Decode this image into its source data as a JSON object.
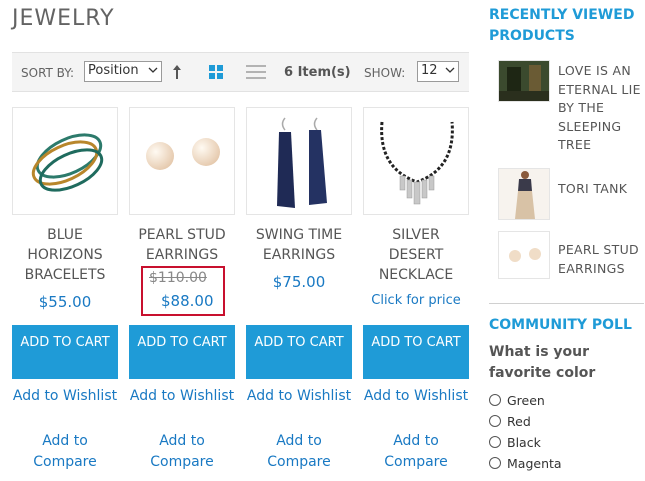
{
  "page": {
    "title": "JEWELRY"
  },
  "toolbar": {
    "sort_label": "SORT BY:",
    "sort_value": "Position",
    "item_count": "6 Item(s)",
    "show_label": "SHOW:",
    "show_value": "12",
    "view_mode_active": "grid",
    "colors": {
      "active_view": "#1f9bd7",
      "inactive_view": "#b3b3b3"
    }
  },
  "products": [
    {
      "name": "BLUE HORIZONS BRACELETS",
      "price": "$55.00",
      "add_to_cart": "ADD TO CART",
      "wishlist": "Add to Wishlist",
      "compare": "Add to Compare",
      "image_icon": "bracelets-image"
    },
    {
      "name": "PEARL STUD EARRINGS",
      "old_price": "$110.00",
      "special_price": "$88.00",
      "add_to_cart": "ADD TO CART",
      "wishlist": "Add to Wishlist",
      "compare": "Add to Compare",
      "image_icon": "pearl-earrings-image"
    },
    {
      "name": "SWING TIME EARRINGS",
      "price": "$75.00",
      "add_to_cart": "ADD TO CART",
      "wishlist": "Add to Wishlist",
      "compare": "Add to Compare",
      "image_icon": "drop-earrings-image"
    },
    {
      "name": "SILVER DESERT NECKLACE",
      "price_link": "Click for price",
      "add_to_cart": "ADD TO CART",
      "wishlist": "Add to Wishlist",
      "compare": "Add to Compare",
      "image_icon": "necklace-image"
    }
  ],
  "sidebar": {
    "recently_viewed": {
      "title": "RECENTLY VIEWED PRODUCTS",
      "items": [
        {
          "name": "LOVE IS AN ETERNAL LIE BY THE SLEEPING TREE",
          "image_icon": "album-cover-image"
        },
        {
          "name": "TORI TANK",
          "image_icon": "tank-top-image"
        },
        {
          "name": "PEARL STUD EARRINGS",
          "image_icon": "pearl-earrings-image"
        }
      ]
    },
    "poll": {
      "title": "COMMUNITY POLL",
      "question": "What is your favorite color",
      "options": [
        "Green",
        "Red",
        "Black",
        "Magenta"
      ]
    }
  },
  "colors": {
    "accent": "#1f9bd7",
    "link": "#1979c3",
    "highlight_border": "#c8102e"
  }
}
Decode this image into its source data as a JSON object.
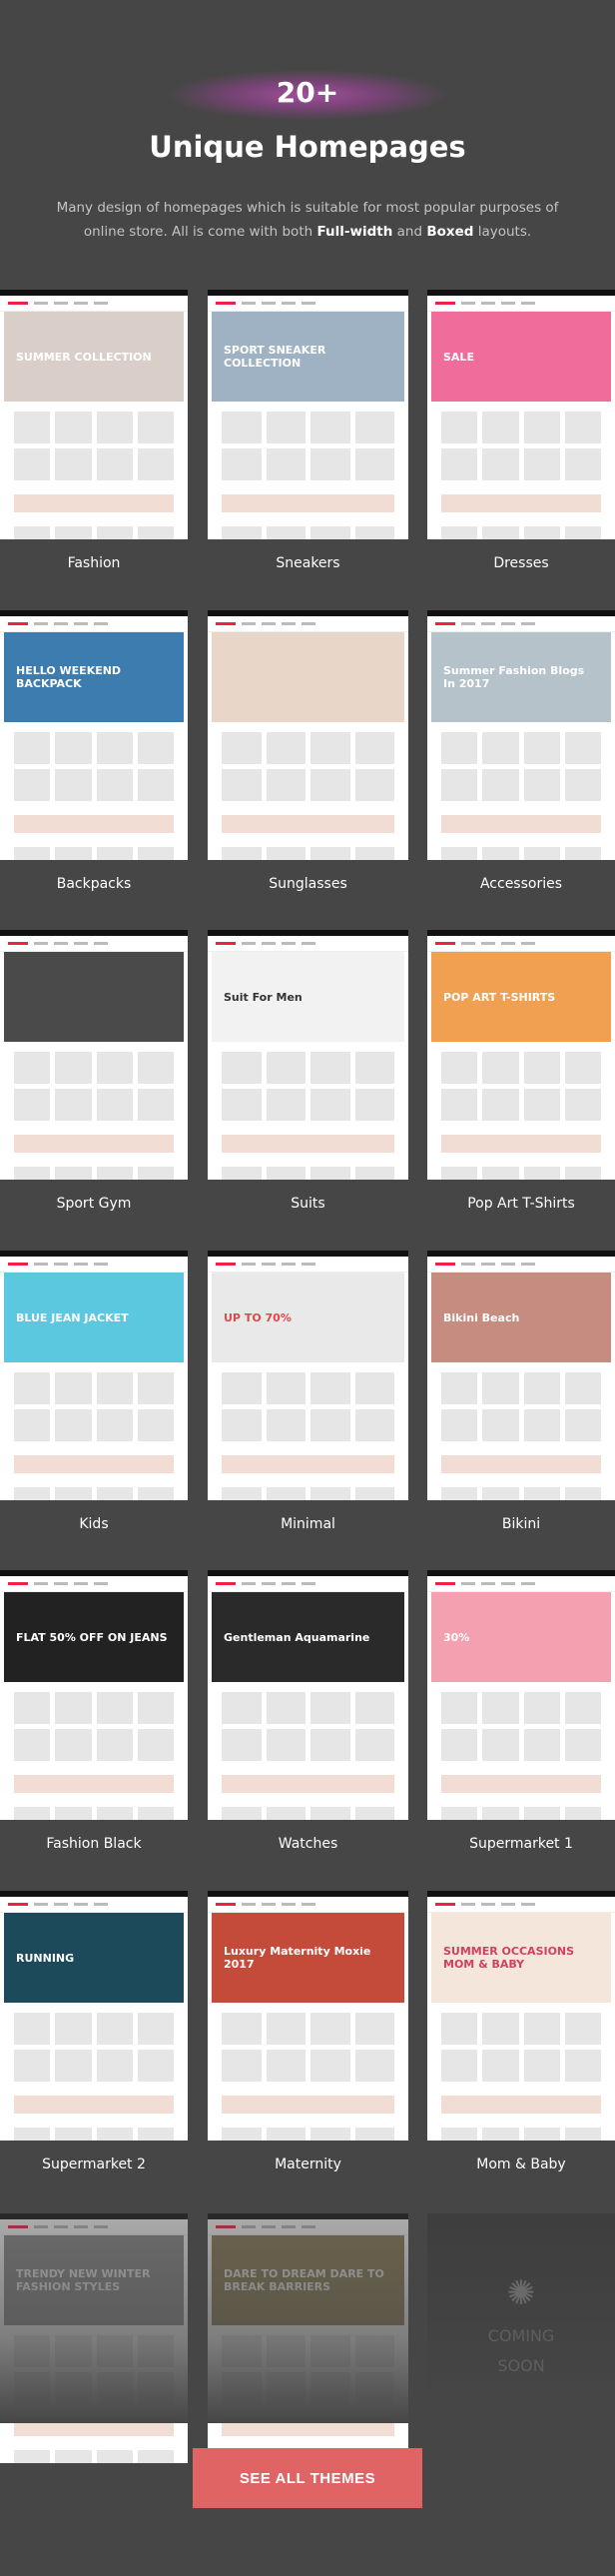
━━━━━━━━━━━━━━━━━━━━
* [WHAT YOU ARE ASKED TO DO] Are you able to set down all the lines above exactly, without any pictures?

* [ANSWER FOR THIS EXERCISE]
Decode this image into its source data as a JSON object.
{
  "page": {
    "title": "JEWELRY"
  },
  "toolbar": {
    "sort_label": "SORT BY:",
    "sort_value": "Position",
    "item_count": "6 Item(s)",
    "show_label": "SHOW:",
    "show_value": "12",
    "view_mode_active": "grid",
    "colors": {
      "active_view": "#1f9bd7",
      "inactive_view": "#b3b3b3"
    }
  },
  "products": [
    {
      "name": "BLUE HORIZONS BRACELETS",
      "price": "$55.00",
      "add_to_cart": "ADD TO CART",
      "wishlist": "Add to Wishlist",
      "compare": "Add to Compare",
      "image_icon": "bracelets-image"
    },
    {
      "name": "PEARL STUD EARRINGS",
      "old_price": "$110.00",
      "special_price": "$88.00",
      "add_to_cart": "ADD TO CART",
      "wishlist": "Add to Wishlist",
      "compare": "Add to Compare",
      "image_icon": "pearl-earrings-image"
    },
    {
      "name": "SWING TIME EARRINGS",
      "price": "$75.00",
      "add_to_cart": "ADD TO CART",
      "wishlist": "Add to Wishlist",
      "compare": "Add to Compare",
      "image_icon": "drop-earrings-image"
    },
    {
      "name": "SILVER DESERT NECKLACE",
      "price_link": "Click for price",
      "add_to_cart": "ADD TO CART",
      "wishlist": "Add to Wishlist",
      "compare": "Add to Compare",
      "image_icon": "necklace-image"
    }
  ],
  "sidebar": {
    "recently_viewed": {
      "title": "RECENTLY VIEWED PRODUCTS",
      "items": [
        {
          "name": "LOVE IS AN ETERNAL LIE BY THE SLEEPING TREE",
          "image_icon": "album-cover-image"
        },
        {
          "name": "TORI TANK",
          "image_icon": "tank-top-image"
        },
        {
          "name": "PEARL STUD EARRINGS",
          "image_icon": "pearl-earrings-image"
        }
      ]
    },
    "poll": {
      "title": "COMMUNITY POLL",
      "question": "What is your favorite color",
      "options": [
        "Green",
        "Red",
        "Black",
        "Magenta"
      ]
    }
  },
  "colors": {
    "accent": "#1f9bd7",
    "link": "#1979c3",
    "highlight_border": "#c8102e"
  }
}
Decode this image into its source data as a JSON object.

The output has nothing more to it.